BEGIN Information given

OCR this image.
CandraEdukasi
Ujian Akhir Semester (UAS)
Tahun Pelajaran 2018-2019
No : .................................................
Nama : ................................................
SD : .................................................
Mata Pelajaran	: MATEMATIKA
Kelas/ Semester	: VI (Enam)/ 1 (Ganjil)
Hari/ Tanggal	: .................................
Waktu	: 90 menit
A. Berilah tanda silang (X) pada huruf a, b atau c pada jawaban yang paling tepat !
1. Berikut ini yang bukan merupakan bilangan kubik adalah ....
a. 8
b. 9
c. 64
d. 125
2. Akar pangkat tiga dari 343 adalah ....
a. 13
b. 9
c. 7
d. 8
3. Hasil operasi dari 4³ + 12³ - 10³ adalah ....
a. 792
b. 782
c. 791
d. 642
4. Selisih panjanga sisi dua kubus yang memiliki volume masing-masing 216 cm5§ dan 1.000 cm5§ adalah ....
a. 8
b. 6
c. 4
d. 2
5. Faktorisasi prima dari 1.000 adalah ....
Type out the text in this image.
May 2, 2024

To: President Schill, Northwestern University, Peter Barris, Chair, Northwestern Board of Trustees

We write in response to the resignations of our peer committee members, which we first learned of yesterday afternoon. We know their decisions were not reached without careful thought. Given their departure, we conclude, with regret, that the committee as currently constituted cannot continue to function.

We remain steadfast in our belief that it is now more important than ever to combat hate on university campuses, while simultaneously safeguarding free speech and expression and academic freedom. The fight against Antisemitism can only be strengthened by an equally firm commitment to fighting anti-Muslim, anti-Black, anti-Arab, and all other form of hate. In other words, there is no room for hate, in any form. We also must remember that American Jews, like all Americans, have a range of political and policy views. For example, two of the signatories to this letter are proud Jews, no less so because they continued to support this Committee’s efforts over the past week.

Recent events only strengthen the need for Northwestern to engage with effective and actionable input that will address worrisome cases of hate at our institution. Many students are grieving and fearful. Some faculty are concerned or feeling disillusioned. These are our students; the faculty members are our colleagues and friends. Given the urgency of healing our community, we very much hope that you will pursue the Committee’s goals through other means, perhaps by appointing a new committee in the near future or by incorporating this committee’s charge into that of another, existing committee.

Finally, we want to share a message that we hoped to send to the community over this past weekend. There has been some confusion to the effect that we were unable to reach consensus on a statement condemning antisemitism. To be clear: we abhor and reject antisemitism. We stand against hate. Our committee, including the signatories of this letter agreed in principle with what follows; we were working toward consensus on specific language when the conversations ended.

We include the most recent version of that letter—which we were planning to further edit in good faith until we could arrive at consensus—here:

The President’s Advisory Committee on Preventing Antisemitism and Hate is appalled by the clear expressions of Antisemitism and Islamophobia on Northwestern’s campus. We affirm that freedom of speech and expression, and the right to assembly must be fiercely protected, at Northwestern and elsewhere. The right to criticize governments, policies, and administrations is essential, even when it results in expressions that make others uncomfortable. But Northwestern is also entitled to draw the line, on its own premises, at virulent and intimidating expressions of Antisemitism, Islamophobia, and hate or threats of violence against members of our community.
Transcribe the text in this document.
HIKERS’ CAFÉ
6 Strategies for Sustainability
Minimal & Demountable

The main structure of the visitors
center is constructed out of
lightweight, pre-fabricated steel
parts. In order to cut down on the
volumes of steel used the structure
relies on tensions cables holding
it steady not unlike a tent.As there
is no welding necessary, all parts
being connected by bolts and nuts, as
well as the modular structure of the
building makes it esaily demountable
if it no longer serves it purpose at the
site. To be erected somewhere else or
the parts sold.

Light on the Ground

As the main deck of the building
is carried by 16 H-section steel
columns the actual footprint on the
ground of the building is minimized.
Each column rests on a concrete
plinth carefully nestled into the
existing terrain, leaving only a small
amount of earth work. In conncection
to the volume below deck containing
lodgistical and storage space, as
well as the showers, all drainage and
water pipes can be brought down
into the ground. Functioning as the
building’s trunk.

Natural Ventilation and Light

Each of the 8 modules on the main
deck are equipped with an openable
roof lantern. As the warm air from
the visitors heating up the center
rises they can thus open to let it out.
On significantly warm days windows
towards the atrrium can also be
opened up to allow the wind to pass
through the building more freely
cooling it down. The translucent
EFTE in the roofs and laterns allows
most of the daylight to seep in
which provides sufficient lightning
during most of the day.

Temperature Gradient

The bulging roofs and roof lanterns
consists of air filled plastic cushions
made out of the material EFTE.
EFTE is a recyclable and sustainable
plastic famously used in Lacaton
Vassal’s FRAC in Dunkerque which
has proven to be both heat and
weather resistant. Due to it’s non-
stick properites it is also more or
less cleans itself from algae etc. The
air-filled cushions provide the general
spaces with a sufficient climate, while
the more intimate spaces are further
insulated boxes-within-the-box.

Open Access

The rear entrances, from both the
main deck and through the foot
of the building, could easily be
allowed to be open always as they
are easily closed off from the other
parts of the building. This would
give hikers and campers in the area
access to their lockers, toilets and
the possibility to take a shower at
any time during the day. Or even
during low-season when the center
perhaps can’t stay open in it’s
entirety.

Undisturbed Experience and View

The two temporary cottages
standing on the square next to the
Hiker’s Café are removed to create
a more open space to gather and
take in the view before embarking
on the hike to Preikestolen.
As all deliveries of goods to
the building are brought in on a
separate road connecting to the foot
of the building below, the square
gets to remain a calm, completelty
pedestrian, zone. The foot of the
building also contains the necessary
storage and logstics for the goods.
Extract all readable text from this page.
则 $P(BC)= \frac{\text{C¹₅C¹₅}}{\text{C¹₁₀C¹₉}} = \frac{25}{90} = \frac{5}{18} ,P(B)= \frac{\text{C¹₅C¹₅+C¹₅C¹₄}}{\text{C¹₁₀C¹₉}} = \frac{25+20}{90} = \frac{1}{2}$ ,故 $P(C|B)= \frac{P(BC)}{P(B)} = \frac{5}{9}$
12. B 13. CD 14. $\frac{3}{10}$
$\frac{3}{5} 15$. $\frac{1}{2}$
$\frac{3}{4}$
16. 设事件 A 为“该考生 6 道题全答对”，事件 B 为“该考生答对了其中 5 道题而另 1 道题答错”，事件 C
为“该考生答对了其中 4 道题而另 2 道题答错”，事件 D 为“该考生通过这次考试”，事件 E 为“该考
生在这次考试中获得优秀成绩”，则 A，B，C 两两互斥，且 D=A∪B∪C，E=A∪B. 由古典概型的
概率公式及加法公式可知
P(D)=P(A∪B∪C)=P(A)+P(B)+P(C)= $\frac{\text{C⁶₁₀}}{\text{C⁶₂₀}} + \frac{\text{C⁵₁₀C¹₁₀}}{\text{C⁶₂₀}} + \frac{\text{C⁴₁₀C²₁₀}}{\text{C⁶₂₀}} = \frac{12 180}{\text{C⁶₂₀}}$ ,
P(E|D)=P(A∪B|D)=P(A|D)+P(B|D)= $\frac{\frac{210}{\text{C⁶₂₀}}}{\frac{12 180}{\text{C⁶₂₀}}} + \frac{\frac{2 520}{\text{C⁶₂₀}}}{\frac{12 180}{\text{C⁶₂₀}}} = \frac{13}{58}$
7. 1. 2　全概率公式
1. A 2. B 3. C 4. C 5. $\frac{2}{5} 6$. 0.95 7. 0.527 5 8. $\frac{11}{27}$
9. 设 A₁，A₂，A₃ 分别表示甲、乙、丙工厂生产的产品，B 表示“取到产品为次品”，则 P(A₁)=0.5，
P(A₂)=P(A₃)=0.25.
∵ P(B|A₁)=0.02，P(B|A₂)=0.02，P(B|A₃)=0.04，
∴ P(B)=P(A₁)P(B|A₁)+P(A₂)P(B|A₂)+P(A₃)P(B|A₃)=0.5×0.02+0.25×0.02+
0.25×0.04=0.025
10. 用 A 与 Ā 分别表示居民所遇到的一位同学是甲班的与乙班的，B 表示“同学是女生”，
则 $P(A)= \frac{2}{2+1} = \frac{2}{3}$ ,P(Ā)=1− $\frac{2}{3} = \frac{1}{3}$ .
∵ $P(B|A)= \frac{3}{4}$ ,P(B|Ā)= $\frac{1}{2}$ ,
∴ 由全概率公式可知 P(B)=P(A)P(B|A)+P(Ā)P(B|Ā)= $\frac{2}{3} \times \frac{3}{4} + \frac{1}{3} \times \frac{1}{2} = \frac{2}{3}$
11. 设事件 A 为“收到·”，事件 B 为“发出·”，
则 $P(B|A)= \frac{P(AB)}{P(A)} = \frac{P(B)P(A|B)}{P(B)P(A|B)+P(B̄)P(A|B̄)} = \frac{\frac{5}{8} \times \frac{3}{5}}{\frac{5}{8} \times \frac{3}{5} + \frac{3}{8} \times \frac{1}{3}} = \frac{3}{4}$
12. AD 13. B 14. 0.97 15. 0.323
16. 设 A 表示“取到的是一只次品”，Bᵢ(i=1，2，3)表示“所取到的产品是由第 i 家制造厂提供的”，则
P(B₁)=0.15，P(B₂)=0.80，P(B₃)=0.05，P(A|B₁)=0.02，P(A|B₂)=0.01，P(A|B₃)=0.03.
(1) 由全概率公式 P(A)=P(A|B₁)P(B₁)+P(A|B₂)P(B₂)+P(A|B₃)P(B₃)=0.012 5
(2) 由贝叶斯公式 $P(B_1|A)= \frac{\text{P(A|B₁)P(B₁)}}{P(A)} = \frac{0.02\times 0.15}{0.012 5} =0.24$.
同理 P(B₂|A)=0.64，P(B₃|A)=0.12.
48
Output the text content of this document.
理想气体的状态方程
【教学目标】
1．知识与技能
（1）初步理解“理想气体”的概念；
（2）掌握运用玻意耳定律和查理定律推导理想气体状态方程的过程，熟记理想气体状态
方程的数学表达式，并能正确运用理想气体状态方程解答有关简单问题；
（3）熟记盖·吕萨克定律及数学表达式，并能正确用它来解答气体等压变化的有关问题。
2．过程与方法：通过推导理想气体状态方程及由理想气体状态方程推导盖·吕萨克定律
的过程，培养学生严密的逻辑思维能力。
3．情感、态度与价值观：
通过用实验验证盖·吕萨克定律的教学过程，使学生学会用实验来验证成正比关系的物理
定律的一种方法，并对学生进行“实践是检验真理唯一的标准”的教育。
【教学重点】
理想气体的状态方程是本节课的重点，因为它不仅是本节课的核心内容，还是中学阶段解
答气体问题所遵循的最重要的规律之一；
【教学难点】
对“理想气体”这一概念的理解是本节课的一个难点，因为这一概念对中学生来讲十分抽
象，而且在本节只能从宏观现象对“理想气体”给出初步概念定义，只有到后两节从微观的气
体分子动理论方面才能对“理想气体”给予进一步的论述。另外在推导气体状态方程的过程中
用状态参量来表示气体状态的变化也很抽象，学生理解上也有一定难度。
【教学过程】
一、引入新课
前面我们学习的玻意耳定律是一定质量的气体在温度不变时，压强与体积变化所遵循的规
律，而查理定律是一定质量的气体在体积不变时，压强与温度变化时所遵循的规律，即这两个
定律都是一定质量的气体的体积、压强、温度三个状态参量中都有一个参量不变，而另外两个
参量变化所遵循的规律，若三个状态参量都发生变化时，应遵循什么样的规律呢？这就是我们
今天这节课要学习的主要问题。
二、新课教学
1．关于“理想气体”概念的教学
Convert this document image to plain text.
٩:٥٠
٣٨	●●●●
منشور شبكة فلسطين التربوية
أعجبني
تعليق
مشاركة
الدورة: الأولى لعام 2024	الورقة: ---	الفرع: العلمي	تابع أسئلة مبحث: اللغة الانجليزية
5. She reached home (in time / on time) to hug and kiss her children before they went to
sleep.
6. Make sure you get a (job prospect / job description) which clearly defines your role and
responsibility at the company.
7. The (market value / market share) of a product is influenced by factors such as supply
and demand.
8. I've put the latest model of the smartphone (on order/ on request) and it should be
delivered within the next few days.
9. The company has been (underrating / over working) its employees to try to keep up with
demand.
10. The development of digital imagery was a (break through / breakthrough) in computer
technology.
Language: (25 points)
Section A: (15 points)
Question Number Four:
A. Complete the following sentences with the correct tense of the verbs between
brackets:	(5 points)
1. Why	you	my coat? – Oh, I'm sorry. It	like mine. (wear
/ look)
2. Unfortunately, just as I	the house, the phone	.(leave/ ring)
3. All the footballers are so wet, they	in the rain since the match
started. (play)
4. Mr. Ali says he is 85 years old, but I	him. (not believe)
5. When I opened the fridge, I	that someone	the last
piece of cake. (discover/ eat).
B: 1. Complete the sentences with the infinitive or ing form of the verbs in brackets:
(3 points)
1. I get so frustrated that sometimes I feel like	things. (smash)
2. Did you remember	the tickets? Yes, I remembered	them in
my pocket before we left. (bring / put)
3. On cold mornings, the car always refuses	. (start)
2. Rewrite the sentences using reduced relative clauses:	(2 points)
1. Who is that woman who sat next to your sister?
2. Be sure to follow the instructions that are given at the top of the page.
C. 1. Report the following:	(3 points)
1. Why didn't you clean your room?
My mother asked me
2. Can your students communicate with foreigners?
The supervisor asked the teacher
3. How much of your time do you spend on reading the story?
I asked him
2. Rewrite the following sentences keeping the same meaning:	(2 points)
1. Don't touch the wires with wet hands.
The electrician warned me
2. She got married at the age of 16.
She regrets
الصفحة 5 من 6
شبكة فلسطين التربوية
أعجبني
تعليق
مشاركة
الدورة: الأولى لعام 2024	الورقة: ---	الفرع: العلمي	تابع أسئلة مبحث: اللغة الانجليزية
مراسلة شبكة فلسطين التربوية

END Information given

* _Your task_:
In the listing above, locate each line with "next" and copy it.

* _Task solution_:
standing on the square next to the
delivered within the next few days.
1. Who is that woman who sat next to your sister?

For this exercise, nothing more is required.